- Stored rows -
· · ·
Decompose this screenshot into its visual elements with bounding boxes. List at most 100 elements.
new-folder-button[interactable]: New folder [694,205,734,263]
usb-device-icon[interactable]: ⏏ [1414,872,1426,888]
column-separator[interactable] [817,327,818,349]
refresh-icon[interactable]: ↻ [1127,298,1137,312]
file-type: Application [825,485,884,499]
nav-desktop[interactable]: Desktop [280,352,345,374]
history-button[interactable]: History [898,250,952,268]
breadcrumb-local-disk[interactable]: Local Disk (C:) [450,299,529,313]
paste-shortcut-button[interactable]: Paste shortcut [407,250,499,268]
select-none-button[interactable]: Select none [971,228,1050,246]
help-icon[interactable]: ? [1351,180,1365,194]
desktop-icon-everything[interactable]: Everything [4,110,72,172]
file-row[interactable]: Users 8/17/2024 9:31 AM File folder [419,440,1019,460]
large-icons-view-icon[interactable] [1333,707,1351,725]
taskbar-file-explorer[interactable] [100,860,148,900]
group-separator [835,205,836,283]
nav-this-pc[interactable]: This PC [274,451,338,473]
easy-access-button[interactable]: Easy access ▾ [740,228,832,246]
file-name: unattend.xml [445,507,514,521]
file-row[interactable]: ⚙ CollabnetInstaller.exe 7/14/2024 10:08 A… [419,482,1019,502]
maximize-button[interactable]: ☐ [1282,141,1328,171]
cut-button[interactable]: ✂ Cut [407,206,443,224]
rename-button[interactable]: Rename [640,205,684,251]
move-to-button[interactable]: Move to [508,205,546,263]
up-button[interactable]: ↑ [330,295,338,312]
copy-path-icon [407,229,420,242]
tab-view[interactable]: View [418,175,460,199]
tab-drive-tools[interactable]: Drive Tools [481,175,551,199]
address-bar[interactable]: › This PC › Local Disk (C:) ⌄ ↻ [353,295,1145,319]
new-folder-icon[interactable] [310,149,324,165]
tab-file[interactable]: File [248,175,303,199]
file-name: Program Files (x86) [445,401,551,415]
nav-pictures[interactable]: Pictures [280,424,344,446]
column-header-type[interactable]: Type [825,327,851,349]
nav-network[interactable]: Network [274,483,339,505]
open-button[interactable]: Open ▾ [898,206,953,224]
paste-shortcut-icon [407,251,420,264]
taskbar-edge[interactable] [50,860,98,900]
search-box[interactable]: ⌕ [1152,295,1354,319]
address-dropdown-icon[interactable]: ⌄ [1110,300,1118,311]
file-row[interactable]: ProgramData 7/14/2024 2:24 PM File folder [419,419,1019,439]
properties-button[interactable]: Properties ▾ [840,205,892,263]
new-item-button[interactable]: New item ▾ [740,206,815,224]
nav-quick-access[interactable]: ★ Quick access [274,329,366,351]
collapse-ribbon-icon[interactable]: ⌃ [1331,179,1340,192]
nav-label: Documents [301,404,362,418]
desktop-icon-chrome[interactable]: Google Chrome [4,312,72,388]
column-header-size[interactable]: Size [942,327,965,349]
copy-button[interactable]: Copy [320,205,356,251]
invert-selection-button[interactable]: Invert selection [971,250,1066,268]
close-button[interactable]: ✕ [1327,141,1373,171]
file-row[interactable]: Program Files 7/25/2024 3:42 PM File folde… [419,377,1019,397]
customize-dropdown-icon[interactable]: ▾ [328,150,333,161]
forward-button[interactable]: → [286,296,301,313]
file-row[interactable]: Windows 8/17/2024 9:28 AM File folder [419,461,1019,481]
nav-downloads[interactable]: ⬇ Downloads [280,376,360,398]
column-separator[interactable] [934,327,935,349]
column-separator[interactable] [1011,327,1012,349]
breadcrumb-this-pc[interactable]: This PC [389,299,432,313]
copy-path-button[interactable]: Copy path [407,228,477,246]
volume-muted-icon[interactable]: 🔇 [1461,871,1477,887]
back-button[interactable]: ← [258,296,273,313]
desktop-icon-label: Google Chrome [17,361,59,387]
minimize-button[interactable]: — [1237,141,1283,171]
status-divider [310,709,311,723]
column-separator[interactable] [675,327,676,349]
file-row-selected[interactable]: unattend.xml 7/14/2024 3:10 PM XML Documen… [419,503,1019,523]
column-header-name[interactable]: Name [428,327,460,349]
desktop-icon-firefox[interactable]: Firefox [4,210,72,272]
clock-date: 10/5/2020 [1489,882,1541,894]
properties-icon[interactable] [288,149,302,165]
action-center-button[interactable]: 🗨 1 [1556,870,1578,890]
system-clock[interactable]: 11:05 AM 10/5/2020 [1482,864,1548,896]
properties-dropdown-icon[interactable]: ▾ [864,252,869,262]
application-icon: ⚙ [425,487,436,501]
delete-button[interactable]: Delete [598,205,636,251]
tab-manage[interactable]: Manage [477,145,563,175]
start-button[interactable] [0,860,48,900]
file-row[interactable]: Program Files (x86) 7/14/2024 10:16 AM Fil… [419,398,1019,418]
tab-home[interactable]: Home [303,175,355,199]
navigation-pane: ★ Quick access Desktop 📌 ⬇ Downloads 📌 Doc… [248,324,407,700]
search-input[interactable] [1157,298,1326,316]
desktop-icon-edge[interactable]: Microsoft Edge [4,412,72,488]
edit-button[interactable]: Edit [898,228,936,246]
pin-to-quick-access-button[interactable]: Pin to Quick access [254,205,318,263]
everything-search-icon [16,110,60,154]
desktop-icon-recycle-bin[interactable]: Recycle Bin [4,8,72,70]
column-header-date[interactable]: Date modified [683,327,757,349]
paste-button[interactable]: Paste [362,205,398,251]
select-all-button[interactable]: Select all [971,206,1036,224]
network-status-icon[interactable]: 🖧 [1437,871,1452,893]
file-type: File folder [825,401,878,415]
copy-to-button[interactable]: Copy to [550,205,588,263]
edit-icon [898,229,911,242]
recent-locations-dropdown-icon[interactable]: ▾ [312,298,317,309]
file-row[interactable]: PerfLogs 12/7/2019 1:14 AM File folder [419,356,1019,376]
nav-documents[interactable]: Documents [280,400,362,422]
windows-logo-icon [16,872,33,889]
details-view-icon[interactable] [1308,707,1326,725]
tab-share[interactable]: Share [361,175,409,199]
· · ·
- Exercise aim -
Reproduce verbatim everything from the first line of the entries above down to the line containing "file-row[interactable]: Users 8/17/2024", including both of those lines.

- The solution -
Decompose this screenshot into its visual elements with bounding boxes. List at most 100 elements.
new-folder-button[interactable]: New folder [694,205,734,263]
usb-device-icon[interactable]: ⏏ [1414,872,1426,888]
column-separator[interactable] [817,327,818,349]
refresh-icon[interactable]: ↻ [1127,298,1137,312]
file-type: Application [825,485,884,499]
nav-desktop[interactable]: Desktop [280,352,345,374]
history-button[interactable]: History [898,250,952,268]
breadcrumb-local-disk[interactable]: Local Disk (C:) [450,299,529,313]
paste-shortcut-button[interactable]: Paste shortcut [407,250,499,268]
select-none-button[interactable]: Select none [971,228,1050,246]
help-icon[interactable]: ? [1351,180,1365,194]
desktop-icon-everything[interactable]: Everything [4,110,72,172]
file-row[interactable]: Users 8/17/2024 9:31 AM File folder [419,440,1019,460]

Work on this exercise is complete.